Your task is to transcribe the records exactly, skipping every image.

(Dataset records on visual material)
-- START --

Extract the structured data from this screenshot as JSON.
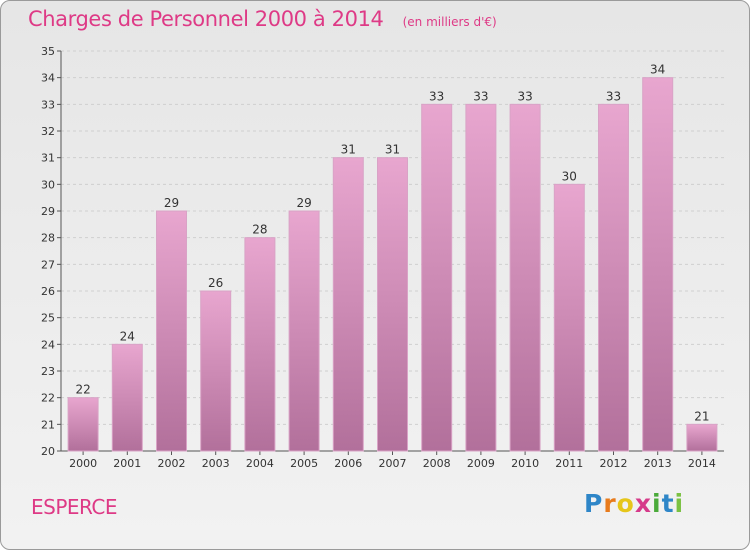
{
  "header": {
    "title": "Charges de Personnel 2000 à 2014",
    "subtitle": "(en milliers d'€)"
  },
  "footer": {
    "commune": "ESPERCE",
    "logo_letters": [
      "P",
      "r",
      "o",
      "x",
      "i",
      "t",
      "i"
    ]
  },
  "colors": {
    "accent": "#de3a86",
    "bar_top": "#e8a6cf",
    "bar_bottom": "#b2709b"
  },
  "chart_data": {
    "type": "bar",
    "title": "Charges de Personnel 2000 à 2014",
    "subtitle": "(en milliers d'€)",
    "categories": [
      "2000",
      "2001",
      "2002",
      "2003",
      "2004",
      "2005",
      "2006",
      "2007",
      "2008",
      "2009",
      "2010",
      "2011",
      "2012",
      "2013",
      "2014"
    ],
    "values": [
      22,
      24,
      29,
      26,
      28,
      29,
      31,
      31,
      33,
      33,
      33,
      30,
      33,
      34,
      21
    ],
    "ylim": [
      20,
      35
    ],
    "yticks": [
      20,
      21,
      22,
      23,
      24,
      25,
      26,
      27,
      28,
      29,
      30,
      31,
      32,
      33,
      34,
      35
    ],
    "grid": true,
    "xlabel": "",
    "ylabel": ""
  }
}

-- END --

Reply:
Extract the structured data from this screenshot as JSON.
{
  "header": {
    "title": "Charges de Personnel 2000 à 2014",
    "subtitle": "(en milliers d'€)"
  },
  "footer": {
    "commune": "ESPERCE",
    "logo_letters": [
      "P",
      "r",
      "o",
      "x",
      "i",
      "t",
      "i"
    ]
  },
  "colors": {
    "accent": "#de3a86",
    "bar_top": "#e8a6cf",
    "bar_bottom": "#b2709b"
  },
  "chart_data": {
    "type": "bar",
    "title": "Charges de Personnel 2000 à 2014",
    "subtitle": "(en milliers d'€)",
    "categories": [
      "2000",
      "2001",
      "2002",
      "2003",
      "2004",
      "2005",
      "2006",
      "2007",
      "2008",
      "2009",
      "2010",
      "2011",
      "2012",
      "2013",
      "2014"
    ],
    "values": [
      22,
      24,
      29,
      26,
      28,
      29,
      31,
      31,
      33,
      33,
      33,
      30,
      33,
      34,
      21
    ],
    "ylim": [
      20,
      35
    ],
    "yticks": [
      20,
      21,
      22,
      23,
      24,
      25,
      26,
      27,
      28,
      29,
      30,
      31,
      32,
      33,
      34,
      35
    ],
    "grid": true,
    "xlabel": "",
    "ylabel": ""
  }
}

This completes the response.